Records for this task:

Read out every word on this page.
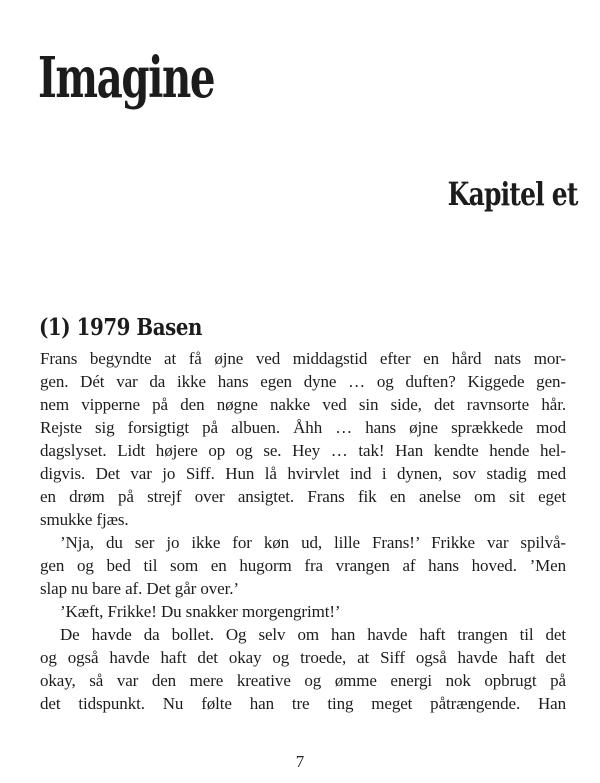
Imagine
Kapitel et
(1) 1979 Basen
Frans begyndte at få øjne ved middagstid efter en hård nats mor-
gen. Dét var da ikke hans egen dyne … og duften? Kiggede gen-
nem vipperne på den nøgne nakke ved sin side, det ravnsorte hår.
Rejste sig forsigtigt på albuen. Åhh … hans øjne sprækkede mod
dagslyset. Lidt højere op og se. Hey … tak! Han kendte hende hel-
digvis. Det var jo Siff. Hun lå hvirvlet ind i dynen, sov stadig med
en drøm på strejf over ansigtet. Frans fik en anelse om sit eget
smukke fjæs.
’Nja, du ser jo ikke for køn ud, lille Frans!’ Frikke var spilvå-
gen og bed til som en hugorm fra vrangen af hans hoved. ’Men
slap nu bare af. Det går over.’
’Kæft, Frikke! Du snakker morgengrimt!’
De havde da bollet. Og selv om han havde haft trangen til det
og også havde haft det okay og troede, at Siff også havde haft det
okay, så var den mere kreative og ømme energi nok opbrugt på
det tidspunkt. Nu følte han tre ting meget påtrængende. Han
7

Requirements:
What comes back should match the records exactly, minus any pictures.

Reply to the exercise:
Read out every word on this page.
Imagine
Kapitel et
(1) 1979 Basen
Frans begyndte at få øjne ved middagstid efter en hård nats mor-
gen. Dét var da ikke hans egen dyne … og duften? Kiggede gen-
nem vipperne på den nøgne nakke ved sin side, det ravnsorte hår.
Rejste sig forsigtigt på albuen. Åhh … hans øjne sprækkede mod
dagslyset. Lidt højere op og se. Hey … tak! Han kendte hende hel-
digvis. Det var jo Siff. Hun lå hvirvlet ind i dynen, sov stadig med
en drøm på strejf over ansigtet. Frans fik en anelse om sit eget
smukke fjæs.
’Nja, du ser jo ikke for køn ud, lille Frans!’ Frikke var spilvå-
gen og bed til som en hugorm fra vrangen af hans hoved. ’Men
slap nu bare af. Det går over.’
’Kæft, Frikke! Du snakker morgengrimt!’
De havde da bollet. Og selv om han havde haft trangen til det
og også havde haft det okay og troede, at Siff også havde haft det
okay, så var den mere kreative og ømme energi nok opbrugt på
det tidspunkt. Nu følte han tre ting meget påtrængende. Han
7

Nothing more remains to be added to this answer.